- **Objective**: Output a single figure: the number of lines in which the word "正高级工程师" appears.

- **Provided material**:
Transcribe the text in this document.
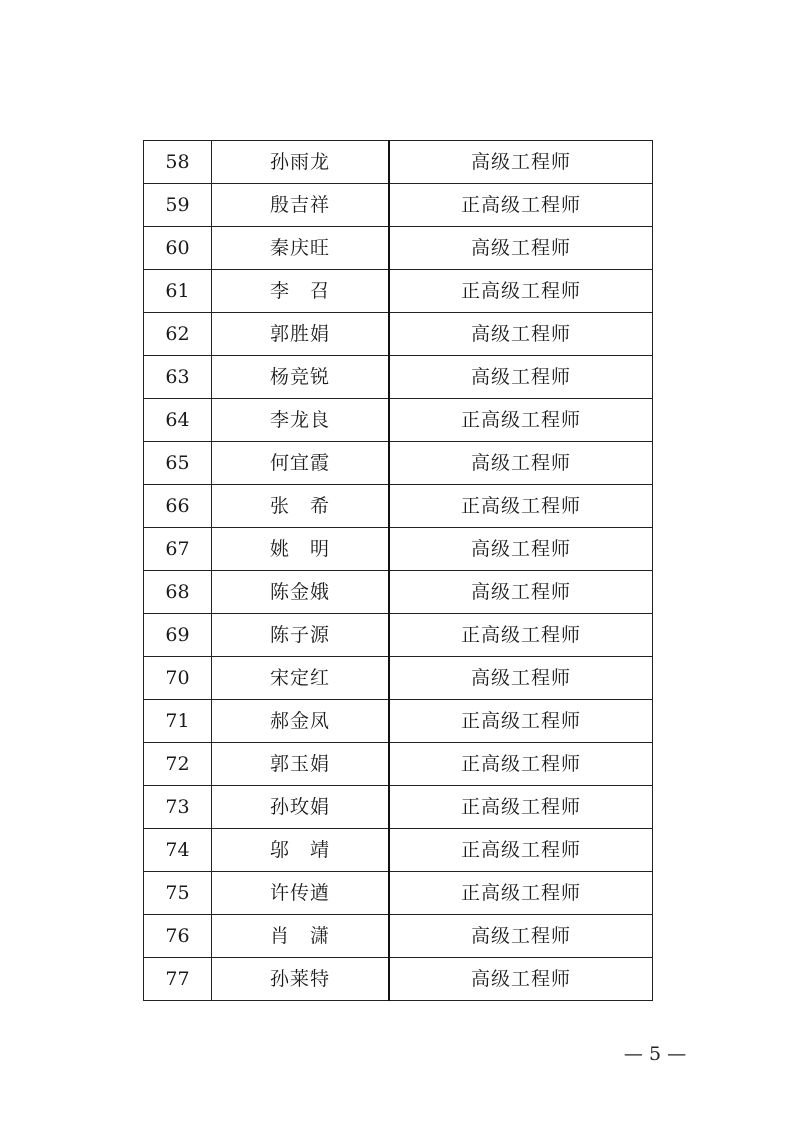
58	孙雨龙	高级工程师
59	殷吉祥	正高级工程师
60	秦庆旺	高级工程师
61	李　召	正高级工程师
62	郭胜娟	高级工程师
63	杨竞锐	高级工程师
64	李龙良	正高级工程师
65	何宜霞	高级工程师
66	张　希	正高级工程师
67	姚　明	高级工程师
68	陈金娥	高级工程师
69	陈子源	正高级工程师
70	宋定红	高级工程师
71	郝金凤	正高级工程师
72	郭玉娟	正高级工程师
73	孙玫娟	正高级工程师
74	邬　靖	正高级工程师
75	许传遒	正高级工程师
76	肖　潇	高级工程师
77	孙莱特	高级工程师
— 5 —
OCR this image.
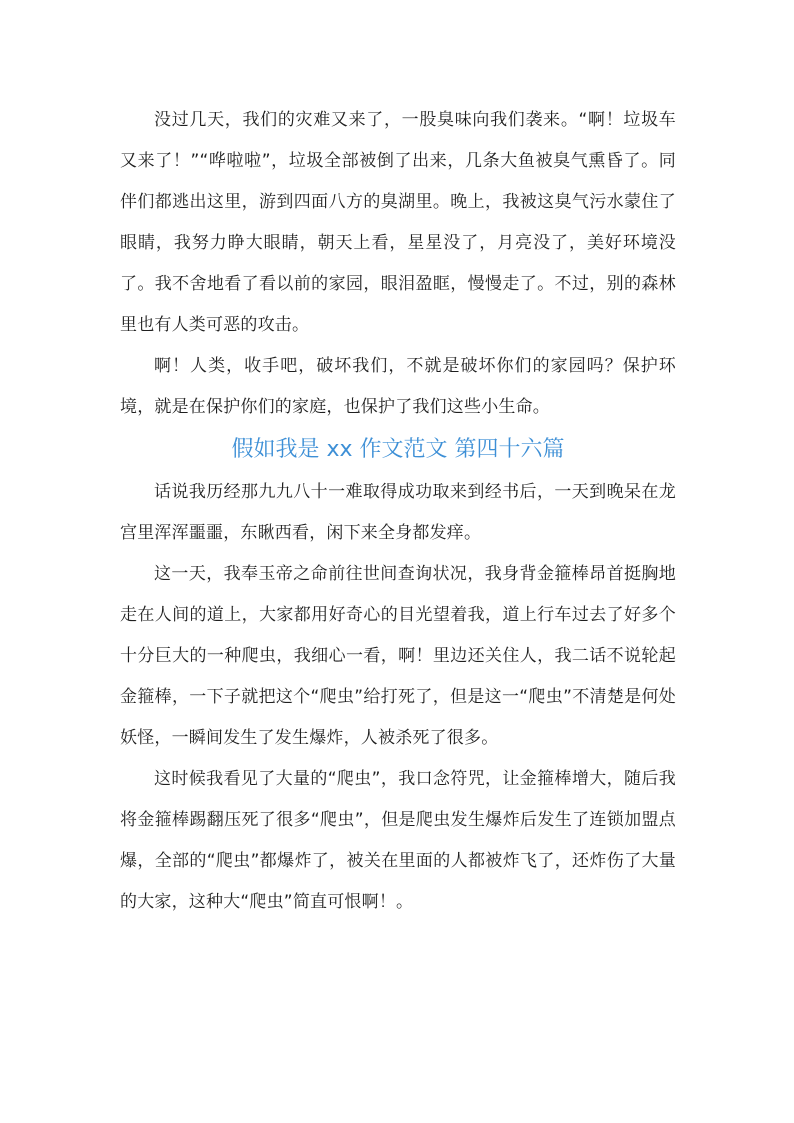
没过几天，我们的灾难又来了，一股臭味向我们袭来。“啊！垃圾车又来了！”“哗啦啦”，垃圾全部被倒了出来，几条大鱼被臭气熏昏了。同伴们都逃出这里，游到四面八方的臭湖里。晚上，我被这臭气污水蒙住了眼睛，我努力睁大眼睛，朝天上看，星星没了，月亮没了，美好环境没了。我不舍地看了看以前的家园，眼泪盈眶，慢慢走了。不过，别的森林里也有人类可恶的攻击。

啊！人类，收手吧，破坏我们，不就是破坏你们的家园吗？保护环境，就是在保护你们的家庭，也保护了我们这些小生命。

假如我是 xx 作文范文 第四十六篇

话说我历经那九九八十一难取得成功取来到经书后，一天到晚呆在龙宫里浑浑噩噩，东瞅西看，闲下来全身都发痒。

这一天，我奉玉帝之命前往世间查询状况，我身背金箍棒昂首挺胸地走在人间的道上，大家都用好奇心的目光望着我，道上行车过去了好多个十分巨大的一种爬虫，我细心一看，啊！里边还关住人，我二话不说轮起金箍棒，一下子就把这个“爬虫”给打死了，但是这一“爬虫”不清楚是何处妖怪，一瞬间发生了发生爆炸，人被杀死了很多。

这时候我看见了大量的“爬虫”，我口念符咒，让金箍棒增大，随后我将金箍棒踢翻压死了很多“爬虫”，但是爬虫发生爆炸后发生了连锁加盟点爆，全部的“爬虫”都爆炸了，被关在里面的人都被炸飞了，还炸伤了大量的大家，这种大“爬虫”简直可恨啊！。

- **Solved problem**: 10